··· DOCUMENT SEGMENT ···
Days before Trump’s remarks, Musk had already given Fort Knox conspiracy theorists more fodder.
“Who is confirming that gold wasn’t stolen from Fort Knox?” he wrote in a Feb. 17 post on X. “Maybe it’s there, maybe it’s not. That gold is owned by the American public! We want to know if it’s still there.”
The latest fascination with Fort Knox
Fort Knox and the safety of just over half of the nation’s gold reserves has long been a subject that has captured the American imagination, inspiring novels and numerous conspiracy theories alleging that the gold may have been relocated or stolen. In the 1964 James Bond film Goldfinger, the eponymous villain seeks to detonate a dirty atomic bomb inside Fort Knox so as to contaminate the gold and destroy the U.S. economy.
The current dust-up over the United States Bullion Depository, aka Fort Knox, seems to have started with a tweet by the far-right Libertarian financial website Zero Hedge.
“It would be great if @elonmusk could take a look inside Fort Knox just to make sure the 4,580 tons of US gold is there. Last time anyone looked was 50 years ago in 1974,” the Zero Hedge X account wrote on Feb. 15.
Musk responded, writing, “Surely it’s reviewed at least every year?”
Chiming into the exchange, Sen. Rand Paul wrote, “Nope, Let’s do it.” In 2010, Paul, a frequent critic of the Federal Exchange, questioned whether there was still gold in Fort Knox.
Just checking vs. an official audit
Part of the confusion surrounding the 147.4 million ounces of gold kept at Fort Knox involves distinguishing between a visual inspection of the reserves versus an actual weighing of it. The vaults holding the gold at Fort Knox are not often opened to nonauthorized personnel. In fact, the last time that happened was in 2017, during Trump’s first term, when then-Treasury Secretary Steve Mnuchin and a Congressional delegation that included Sen. Majority Leader Mitch McConnell toured the facility.
“The gold was there when I visited it,” Mnuchin told CNBC last week. “I hope nobody’s moved it. I’m sure they haven’t. I was the first treasury secretary to go there in I think over 50 years. There’s very serious security protocols in place, obviously, to protect the gold that I can’t talk about.”
In 1975, Iowa Sen. Charles Grassley, a Republican, paid his own visit to look in on the gold at Fort Knox.
··· DATA EXTRACT ···
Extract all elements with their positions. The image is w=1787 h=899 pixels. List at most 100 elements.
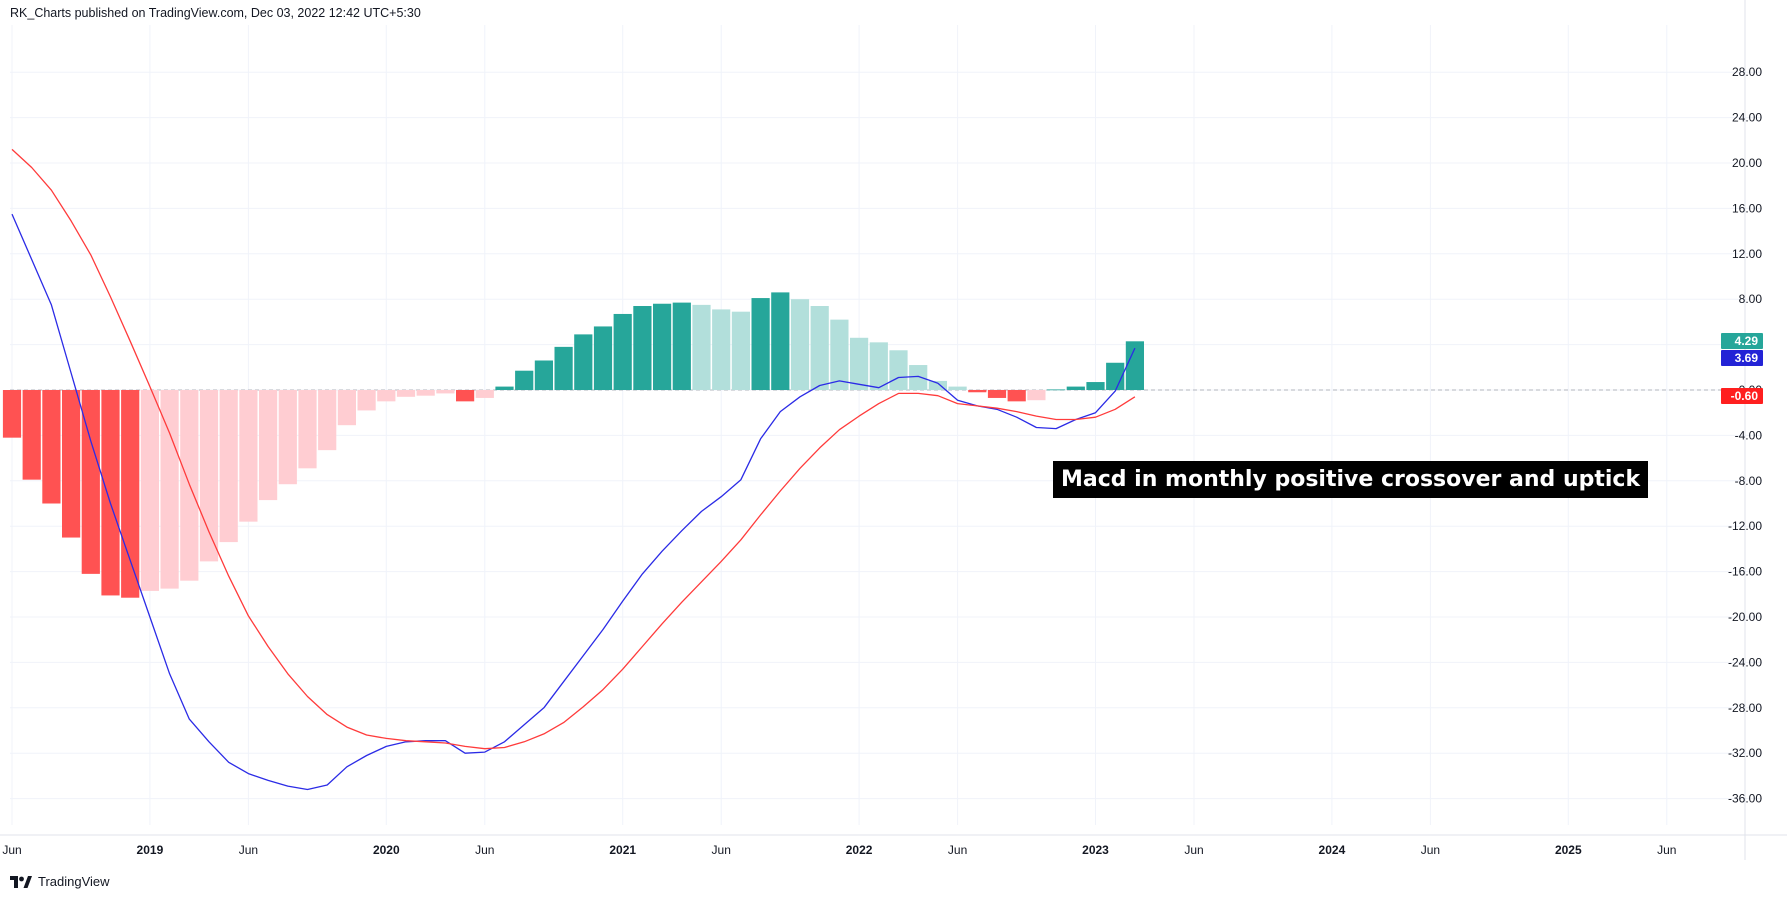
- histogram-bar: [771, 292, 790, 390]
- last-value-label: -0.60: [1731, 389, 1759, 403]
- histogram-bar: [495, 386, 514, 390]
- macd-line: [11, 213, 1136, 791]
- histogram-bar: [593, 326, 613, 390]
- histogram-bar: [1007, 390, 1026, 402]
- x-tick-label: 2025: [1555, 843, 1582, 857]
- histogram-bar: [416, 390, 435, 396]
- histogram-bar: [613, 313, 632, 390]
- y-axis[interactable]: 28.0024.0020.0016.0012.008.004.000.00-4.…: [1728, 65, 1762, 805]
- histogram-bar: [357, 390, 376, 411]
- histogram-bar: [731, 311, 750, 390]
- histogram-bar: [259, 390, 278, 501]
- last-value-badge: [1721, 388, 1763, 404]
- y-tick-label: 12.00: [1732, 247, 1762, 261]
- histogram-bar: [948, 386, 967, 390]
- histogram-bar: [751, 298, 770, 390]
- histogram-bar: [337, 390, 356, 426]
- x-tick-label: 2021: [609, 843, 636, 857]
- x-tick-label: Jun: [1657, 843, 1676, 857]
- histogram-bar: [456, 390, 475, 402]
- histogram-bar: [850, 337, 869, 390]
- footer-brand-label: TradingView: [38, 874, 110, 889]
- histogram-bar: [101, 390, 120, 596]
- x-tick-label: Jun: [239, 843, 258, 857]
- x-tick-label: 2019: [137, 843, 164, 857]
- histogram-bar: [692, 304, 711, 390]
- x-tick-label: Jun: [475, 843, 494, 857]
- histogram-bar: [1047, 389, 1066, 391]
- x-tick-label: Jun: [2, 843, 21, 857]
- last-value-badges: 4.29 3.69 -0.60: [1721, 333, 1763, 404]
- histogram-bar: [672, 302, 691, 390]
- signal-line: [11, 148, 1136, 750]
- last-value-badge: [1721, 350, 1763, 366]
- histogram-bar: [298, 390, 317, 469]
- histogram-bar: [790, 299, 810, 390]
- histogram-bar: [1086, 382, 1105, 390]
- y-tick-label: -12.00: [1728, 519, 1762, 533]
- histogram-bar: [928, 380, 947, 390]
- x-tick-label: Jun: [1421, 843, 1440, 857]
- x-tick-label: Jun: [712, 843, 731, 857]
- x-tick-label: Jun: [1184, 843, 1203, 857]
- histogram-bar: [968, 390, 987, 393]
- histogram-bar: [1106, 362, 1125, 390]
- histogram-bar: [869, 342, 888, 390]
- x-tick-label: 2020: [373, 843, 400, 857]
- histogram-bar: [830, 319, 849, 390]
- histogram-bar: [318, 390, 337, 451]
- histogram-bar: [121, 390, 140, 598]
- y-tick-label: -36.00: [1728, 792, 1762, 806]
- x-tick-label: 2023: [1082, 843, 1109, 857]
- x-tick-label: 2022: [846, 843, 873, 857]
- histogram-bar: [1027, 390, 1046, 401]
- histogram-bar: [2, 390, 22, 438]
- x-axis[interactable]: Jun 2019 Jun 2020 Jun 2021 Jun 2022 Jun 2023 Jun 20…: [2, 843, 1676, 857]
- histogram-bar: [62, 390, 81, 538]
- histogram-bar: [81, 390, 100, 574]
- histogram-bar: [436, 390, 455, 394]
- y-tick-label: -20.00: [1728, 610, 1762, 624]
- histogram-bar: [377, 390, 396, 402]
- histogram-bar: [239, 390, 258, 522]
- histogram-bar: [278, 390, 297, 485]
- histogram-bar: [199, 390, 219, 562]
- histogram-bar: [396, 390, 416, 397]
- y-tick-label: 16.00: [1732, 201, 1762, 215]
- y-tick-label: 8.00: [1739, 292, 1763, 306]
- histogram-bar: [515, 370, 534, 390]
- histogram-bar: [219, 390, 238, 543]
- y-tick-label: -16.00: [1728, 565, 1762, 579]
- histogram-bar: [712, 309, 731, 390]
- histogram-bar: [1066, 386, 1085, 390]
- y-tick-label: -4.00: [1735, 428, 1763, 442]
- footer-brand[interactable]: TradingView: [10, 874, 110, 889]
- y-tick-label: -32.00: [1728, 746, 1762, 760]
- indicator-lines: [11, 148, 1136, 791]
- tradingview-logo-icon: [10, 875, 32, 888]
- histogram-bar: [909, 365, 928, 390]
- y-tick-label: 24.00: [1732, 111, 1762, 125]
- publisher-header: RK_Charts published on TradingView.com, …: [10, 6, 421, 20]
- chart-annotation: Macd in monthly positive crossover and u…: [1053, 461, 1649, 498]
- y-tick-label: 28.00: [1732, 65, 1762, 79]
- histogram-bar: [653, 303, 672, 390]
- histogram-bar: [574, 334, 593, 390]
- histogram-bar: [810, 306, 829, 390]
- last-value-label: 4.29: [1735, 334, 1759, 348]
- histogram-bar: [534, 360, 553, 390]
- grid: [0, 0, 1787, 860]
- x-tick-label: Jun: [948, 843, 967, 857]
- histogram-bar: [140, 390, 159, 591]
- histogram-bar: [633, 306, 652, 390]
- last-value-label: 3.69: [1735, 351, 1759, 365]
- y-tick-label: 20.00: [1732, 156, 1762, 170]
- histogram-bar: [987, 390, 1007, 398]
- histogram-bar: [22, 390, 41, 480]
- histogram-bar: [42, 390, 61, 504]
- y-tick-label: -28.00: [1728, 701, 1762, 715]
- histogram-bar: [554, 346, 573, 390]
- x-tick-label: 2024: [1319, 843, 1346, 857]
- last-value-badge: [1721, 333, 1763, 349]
···
### CHALLENGE 1
Quote the section of the Fort Knox article that opens with the words containing "The latest fascination" and closes with "the U.S. economy.".
### CHALLENGE 2
According to the Fort Knox article, how many ounces of gold are kept at Fort Knox?

### CORRECT OUTPUT 1
The latest fascination with Fort Knox
Fort Knox and the safety of just over half of the nation’s gold reserves has long been a subject that has captured the American imagination, inspiring novels and numerous conspiracy theories alleging that the gold may have been relocated or stolen. In the 1964 James Bond film Goldfinger, the eponymous villain seeks to detonate a dirty atomic bomb inside Fort Knox so as to contaminate the gold and destroy the U.S. economy.

### CORRECT OUTPUT 2
147.4 million ounces